Given problem
Repeat what the lines below say, word for word, and skip every image.

Stored records
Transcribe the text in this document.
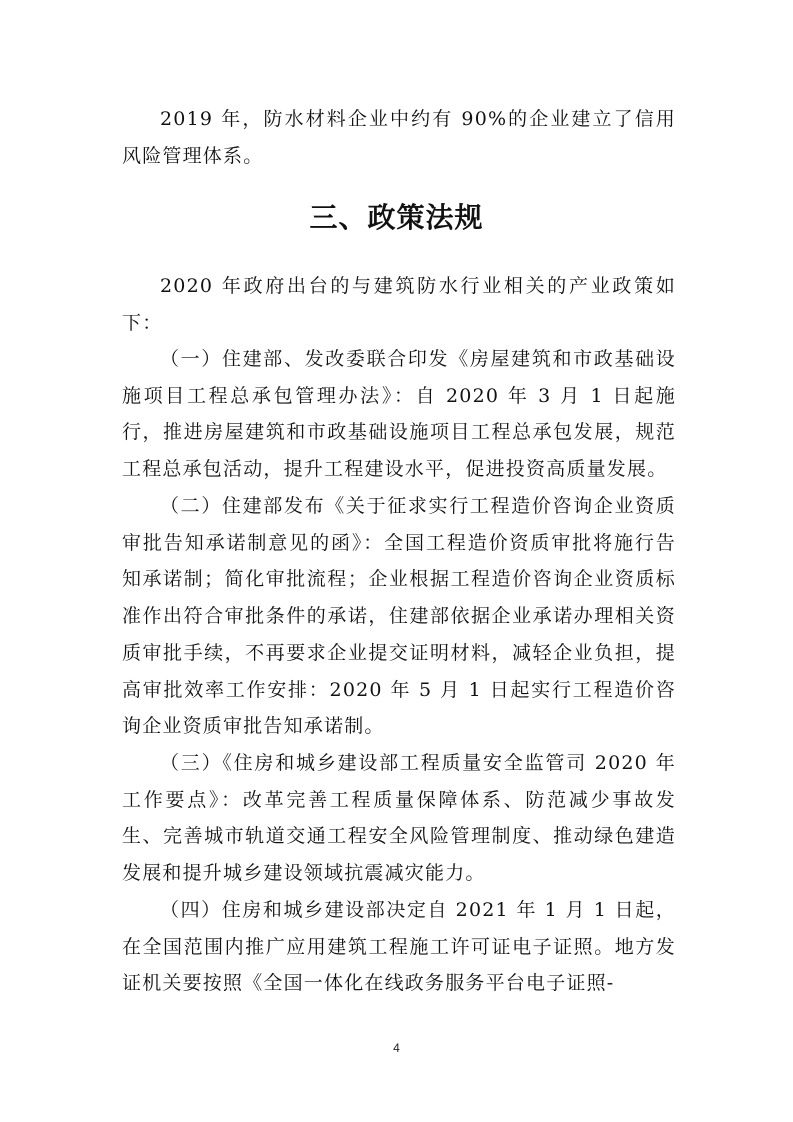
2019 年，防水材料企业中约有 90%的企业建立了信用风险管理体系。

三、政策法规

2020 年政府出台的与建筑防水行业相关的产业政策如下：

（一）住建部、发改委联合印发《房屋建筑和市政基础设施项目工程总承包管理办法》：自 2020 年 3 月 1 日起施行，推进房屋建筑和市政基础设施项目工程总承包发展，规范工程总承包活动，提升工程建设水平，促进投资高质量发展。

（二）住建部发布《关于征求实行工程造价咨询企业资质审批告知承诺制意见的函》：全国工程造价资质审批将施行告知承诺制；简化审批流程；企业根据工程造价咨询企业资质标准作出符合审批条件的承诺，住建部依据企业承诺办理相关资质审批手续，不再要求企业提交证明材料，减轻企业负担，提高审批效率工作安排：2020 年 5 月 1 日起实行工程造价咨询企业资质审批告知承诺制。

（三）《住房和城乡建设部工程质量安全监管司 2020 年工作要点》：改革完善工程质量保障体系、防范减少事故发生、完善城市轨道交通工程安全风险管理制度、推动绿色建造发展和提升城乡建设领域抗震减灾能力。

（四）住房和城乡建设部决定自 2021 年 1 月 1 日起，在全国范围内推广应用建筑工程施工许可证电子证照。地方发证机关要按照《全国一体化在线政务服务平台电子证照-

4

Exercise response
Transcribe the text in this document.
2019 年，防水材料企业中约有 90%的企业建立了信用风险管理体系。

三、政策法规

2020 年政府出台的与建筑防水行业相关的产业政策如下：

（一）住建部、发改委联合印发《房屋建筑和市政基础设施项目工程总承包管理办法》：自 2020 年 3 月 1 日起施行，推进房屋建筑和市政基础设施项目工程总承包发展，规范工程总承包活动，提升工程建设水平，促进投资高质量发展。

（二）住建部发布《关于征求实行工程造价咨询企业资质审批告知承诺制意见的函》：全国工程造价资质审批将施行告知承诺制；简化审批流程；企业根据工程造价咨询企业资质标准作出符合审批条件的承诺，住建部依据企业承诺办理相关资质审批手续，不再要求企业提交证明材料，减轻企业负担，提高审批效率工作安排：2020 年 5 月 1 日起实行工程造价咨询企业资质审批告知承诺制。

（三）《住房和城乡建设部工程质量安全监管司 2020 年工作要点》：改革完善工程质量保障体系、防范减少事故发生、完善城市轨道交通工程安全风险管理制度、推动绿色建造发展和提升城乡建设领域抗震减灾能力。

（四）住房和城乡建设部决定自 2021 年 1 月 1 日起，在全国范围内推广应用建筑工程施工许可证电子证照。地方发证机关要按照《全国一体化在线政务服务平台电子证照-

4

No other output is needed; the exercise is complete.